____ BRANO DEL DOCUMENTO

L’amministratore delegato Rai Carlo Fuortes bussa a soldi, i dirigenti apicali dell’azienda di Stato sono stati ascoltati in audizione dalla commissione Lavori pubblici al Senato. Che è al lavoro sui disegni di legge relativi al progetto di riforma della radiotelevisione italiana. Per Fuortes, attualmente, la Rai risulterebbe sottofinanziata rispetto ai suoi obiettivi. La posizione dell’ad è stata inoltre corroborata da quella espressa dal presidente Rai, Marinella Soldi, che ha spiegato come sia necessario slegare e stabilizzare la dirigenza dell’azienda di Stato. Garantendo, inoltre, l’allungamento del mandato rispetto ai termini oggi stabiliti.
Durante l’audizione, l’ad Fuortes ha affermato. “La governance Rai deve essere affiancata da un sistema che garantisca risorse certe e adeguate, così da permettere ai vertici di concentrarsi sul raggiungimento degli obiettivi assegnati”. E dunque ha puntualizzato. “Obiettivi che sono sì economici, ma anche editoriali, culturali, sociali e industriali. Il finanziamento del servizio pubblico, nell’ammontare appropriato, è quindi un prerequisito indispensabile. In realtà, rispetto agli altri broadcaster pubblici, il servizio pubblico italiano è complessivamente sottofinanziato in riferimento ai costi associati agli obblighi ad esso imposti”.

________
____ MATERIALE DI STUDIO

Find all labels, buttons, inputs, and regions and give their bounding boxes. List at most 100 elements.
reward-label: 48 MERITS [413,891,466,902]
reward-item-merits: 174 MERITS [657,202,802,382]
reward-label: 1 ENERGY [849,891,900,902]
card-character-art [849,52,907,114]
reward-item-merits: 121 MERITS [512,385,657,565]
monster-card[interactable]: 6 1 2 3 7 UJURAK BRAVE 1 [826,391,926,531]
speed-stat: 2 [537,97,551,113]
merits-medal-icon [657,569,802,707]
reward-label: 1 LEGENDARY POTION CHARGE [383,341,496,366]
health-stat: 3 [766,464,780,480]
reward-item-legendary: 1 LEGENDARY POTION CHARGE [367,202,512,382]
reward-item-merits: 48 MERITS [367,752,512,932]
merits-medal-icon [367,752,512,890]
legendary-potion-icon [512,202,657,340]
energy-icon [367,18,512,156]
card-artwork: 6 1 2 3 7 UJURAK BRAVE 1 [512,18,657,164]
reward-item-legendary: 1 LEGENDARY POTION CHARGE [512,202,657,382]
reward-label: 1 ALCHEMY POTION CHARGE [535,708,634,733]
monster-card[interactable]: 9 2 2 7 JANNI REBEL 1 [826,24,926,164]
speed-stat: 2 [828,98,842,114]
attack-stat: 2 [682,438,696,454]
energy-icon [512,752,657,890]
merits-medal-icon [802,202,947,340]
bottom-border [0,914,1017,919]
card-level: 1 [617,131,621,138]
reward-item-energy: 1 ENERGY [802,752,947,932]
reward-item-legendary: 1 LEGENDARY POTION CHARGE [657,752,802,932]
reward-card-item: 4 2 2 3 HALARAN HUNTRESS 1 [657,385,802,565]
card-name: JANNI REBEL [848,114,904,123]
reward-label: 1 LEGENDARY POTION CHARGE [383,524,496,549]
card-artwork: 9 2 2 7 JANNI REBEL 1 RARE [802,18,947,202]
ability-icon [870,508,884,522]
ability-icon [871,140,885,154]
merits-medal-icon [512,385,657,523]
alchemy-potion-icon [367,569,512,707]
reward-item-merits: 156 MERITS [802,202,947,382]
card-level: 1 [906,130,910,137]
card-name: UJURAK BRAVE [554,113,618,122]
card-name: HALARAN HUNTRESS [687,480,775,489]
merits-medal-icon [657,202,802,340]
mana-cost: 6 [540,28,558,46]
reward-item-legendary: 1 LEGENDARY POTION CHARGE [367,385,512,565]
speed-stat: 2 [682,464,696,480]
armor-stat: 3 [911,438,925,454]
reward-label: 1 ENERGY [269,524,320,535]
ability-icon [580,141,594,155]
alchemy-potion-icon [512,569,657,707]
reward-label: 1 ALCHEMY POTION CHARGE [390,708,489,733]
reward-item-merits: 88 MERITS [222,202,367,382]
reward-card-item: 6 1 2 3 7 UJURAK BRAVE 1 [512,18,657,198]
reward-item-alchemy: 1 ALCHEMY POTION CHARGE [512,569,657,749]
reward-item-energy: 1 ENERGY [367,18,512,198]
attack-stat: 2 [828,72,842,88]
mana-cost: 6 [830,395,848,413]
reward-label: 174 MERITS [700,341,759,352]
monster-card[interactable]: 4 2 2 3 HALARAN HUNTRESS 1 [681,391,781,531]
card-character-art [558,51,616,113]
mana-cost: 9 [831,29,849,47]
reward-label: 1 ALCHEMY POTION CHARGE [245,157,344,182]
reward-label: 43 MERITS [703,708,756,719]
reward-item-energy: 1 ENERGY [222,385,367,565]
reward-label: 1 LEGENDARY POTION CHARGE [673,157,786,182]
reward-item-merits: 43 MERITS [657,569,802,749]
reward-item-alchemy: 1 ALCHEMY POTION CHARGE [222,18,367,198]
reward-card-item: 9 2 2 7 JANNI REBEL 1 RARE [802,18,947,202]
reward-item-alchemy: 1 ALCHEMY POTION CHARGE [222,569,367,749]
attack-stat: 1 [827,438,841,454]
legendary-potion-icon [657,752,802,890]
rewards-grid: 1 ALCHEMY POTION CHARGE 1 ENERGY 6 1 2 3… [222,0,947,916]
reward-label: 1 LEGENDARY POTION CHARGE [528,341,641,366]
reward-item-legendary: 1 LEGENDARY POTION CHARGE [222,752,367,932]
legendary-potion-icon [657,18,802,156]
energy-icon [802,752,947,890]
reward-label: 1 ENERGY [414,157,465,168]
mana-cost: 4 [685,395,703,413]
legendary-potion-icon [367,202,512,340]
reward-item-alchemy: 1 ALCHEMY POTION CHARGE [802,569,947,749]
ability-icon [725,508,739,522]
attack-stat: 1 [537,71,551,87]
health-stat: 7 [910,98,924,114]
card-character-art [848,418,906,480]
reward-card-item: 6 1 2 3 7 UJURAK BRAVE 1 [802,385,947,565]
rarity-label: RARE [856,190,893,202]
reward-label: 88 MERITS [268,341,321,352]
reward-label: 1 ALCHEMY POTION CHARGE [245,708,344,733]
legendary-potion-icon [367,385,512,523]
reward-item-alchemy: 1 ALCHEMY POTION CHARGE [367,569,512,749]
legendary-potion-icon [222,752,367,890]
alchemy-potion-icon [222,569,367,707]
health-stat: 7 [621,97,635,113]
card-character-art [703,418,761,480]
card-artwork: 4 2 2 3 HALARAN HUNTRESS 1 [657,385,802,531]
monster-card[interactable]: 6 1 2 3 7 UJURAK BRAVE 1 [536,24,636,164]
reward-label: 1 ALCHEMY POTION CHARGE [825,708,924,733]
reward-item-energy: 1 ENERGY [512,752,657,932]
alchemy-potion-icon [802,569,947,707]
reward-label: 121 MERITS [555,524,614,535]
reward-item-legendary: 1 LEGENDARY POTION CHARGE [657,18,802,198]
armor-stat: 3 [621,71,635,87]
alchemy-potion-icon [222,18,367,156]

________

● QUESITI E COMPITI:
1) Per favore, traduci in inglese questa frase del brano sull'audizione dei vertici Rai: «Per Fuortes, attualmente, la Rai risulterebbe sottofinanziata rispetto ai suoi obiettivi.»
2) Prosegui il brano sull'audizione dei vertici Rai partendo dall'ultima frase riportata.

● RISULTATI ATTESI:
1) According to Fuortes, Rai currently appears to be underfunded relative to its objectives.

2)
Dopo Fuortes, le dichiarazioni del presidente Soldi. Che ha affermato. “Alla Rai serve stabilità e risorse ma anche governance aziendale stabile il più possibile slegata dagli scossoni continui del dibattito pubblico. Inoltre, è necessario allineare il mandato dei vertici – attualmente di 3 anni – con i 5 previsti nel contratto di servizio”. Insomma le richieste del management Rai sono più che chiare. Più fondi, meno polemiche e più poteri e per più tempo ai dirigenti che vengono designati. Una presa di posizione chiara e netta. Ora la palla passa nel campo della politica.